» **PROBLEM TO SOLVE**: Lift out all lines below that contain "color".

(Figure record extracts)

* * *

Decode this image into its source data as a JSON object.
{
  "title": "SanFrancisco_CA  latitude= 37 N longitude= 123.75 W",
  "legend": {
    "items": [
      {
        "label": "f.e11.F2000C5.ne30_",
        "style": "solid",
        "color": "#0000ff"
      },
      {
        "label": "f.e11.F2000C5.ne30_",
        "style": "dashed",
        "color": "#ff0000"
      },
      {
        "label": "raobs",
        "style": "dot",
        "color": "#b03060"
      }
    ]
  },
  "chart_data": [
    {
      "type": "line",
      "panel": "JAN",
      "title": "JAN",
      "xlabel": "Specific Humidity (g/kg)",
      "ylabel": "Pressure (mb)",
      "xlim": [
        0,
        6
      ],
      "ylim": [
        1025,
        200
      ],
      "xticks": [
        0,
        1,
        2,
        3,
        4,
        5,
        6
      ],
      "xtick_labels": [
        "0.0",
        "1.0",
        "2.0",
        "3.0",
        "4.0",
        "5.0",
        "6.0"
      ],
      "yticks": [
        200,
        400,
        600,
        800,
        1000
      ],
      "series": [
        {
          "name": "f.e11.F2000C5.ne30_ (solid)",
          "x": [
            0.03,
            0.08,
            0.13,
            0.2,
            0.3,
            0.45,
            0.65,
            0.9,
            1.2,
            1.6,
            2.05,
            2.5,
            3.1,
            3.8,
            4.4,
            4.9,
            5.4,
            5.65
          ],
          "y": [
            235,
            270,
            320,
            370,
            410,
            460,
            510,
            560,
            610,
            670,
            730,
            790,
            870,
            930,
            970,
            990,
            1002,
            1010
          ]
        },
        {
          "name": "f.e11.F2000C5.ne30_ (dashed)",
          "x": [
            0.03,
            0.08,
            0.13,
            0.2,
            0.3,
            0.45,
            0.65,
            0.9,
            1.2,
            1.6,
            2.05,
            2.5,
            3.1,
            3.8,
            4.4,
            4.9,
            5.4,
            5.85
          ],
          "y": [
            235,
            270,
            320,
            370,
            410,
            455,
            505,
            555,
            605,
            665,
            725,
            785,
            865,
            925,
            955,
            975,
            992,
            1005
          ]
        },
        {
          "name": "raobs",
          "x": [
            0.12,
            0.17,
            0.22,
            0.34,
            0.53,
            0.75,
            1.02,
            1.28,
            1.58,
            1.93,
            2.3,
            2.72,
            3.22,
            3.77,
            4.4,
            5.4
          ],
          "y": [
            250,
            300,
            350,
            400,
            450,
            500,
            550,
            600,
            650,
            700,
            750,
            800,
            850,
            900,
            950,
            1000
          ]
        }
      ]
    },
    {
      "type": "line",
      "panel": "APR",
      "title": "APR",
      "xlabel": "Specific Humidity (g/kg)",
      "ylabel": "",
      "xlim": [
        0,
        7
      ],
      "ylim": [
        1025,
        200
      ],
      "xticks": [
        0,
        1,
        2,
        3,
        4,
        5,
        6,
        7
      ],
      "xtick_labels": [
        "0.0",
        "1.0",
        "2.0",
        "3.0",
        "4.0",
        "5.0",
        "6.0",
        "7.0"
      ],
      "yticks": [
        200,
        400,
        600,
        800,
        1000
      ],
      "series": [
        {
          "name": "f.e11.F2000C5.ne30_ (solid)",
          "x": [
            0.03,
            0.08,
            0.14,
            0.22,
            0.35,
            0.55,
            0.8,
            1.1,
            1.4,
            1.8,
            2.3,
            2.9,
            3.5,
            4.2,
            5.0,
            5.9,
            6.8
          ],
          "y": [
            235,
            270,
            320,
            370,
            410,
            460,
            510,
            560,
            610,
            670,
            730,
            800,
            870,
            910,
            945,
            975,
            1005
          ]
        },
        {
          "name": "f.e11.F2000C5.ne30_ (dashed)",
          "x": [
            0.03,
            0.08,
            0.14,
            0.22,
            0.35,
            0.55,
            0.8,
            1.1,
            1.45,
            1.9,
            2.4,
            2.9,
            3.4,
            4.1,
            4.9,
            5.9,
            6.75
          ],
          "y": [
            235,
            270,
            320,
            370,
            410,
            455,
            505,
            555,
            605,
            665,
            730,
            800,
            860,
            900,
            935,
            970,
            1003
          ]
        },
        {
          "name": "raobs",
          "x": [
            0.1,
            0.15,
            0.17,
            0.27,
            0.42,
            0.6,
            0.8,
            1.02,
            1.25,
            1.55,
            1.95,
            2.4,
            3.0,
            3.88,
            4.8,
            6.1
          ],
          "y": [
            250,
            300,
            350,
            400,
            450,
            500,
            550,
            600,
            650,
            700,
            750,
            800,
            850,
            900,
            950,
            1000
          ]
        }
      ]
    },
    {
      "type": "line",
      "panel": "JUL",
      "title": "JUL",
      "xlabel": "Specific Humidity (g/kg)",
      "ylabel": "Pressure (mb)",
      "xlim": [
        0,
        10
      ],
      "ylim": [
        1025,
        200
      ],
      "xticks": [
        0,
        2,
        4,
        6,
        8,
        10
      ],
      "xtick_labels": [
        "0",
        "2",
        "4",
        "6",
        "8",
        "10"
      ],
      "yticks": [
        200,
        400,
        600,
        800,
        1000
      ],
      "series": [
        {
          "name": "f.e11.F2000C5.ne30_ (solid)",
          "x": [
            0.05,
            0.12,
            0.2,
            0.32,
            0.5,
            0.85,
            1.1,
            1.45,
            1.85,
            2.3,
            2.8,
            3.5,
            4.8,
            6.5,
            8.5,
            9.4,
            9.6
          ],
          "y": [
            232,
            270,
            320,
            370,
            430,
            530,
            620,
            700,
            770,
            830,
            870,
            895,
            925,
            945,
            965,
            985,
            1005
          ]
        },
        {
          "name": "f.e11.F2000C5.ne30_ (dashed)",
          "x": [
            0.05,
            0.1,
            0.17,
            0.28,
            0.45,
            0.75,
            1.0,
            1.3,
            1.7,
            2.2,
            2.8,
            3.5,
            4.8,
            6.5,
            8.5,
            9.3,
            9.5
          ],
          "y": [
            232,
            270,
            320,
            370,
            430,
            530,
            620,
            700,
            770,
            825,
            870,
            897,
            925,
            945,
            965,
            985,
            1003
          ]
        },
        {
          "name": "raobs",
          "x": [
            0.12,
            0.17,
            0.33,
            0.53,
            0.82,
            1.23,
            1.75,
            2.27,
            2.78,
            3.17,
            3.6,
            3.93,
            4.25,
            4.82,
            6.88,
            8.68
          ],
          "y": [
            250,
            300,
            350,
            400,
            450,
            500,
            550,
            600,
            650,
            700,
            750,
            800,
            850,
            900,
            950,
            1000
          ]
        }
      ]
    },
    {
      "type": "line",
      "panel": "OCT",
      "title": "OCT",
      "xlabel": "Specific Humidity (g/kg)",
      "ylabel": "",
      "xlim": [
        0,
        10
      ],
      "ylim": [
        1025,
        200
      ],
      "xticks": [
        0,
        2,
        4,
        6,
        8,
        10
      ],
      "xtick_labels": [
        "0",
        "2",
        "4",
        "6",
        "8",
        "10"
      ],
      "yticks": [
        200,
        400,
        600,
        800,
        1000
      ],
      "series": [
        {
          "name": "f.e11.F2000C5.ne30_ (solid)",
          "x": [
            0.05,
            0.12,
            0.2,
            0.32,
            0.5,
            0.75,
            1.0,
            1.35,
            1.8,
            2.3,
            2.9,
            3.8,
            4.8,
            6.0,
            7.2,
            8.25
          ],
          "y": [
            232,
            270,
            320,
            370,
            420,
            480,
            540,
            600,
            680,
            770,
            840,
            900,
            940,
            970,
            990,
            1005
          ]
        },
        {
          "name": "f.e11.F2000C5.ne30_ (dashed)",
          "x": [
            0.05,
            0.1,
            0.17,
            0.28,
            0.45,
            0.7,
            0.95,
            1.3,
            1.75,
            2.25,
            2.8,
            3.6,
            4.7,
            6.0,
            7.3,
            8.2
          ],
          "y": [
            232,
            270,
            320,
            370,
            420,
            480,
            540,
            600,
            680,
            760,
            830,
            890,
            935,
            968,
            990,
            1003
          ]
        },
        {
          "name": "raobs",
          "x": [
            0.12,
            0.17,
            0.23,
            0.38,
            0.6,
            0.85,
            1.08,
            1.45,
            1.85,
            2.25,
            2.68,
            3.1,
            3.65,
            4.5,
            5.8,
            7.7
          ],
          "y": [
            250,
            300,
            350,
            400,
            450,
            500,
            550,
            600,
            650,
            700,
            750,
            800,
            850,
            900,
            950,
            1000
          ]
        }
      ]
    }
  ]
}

* * *

» **REPLY**:
        "color": "#0000ff"
        "color": "#ff0000"
        "color": "#b03060"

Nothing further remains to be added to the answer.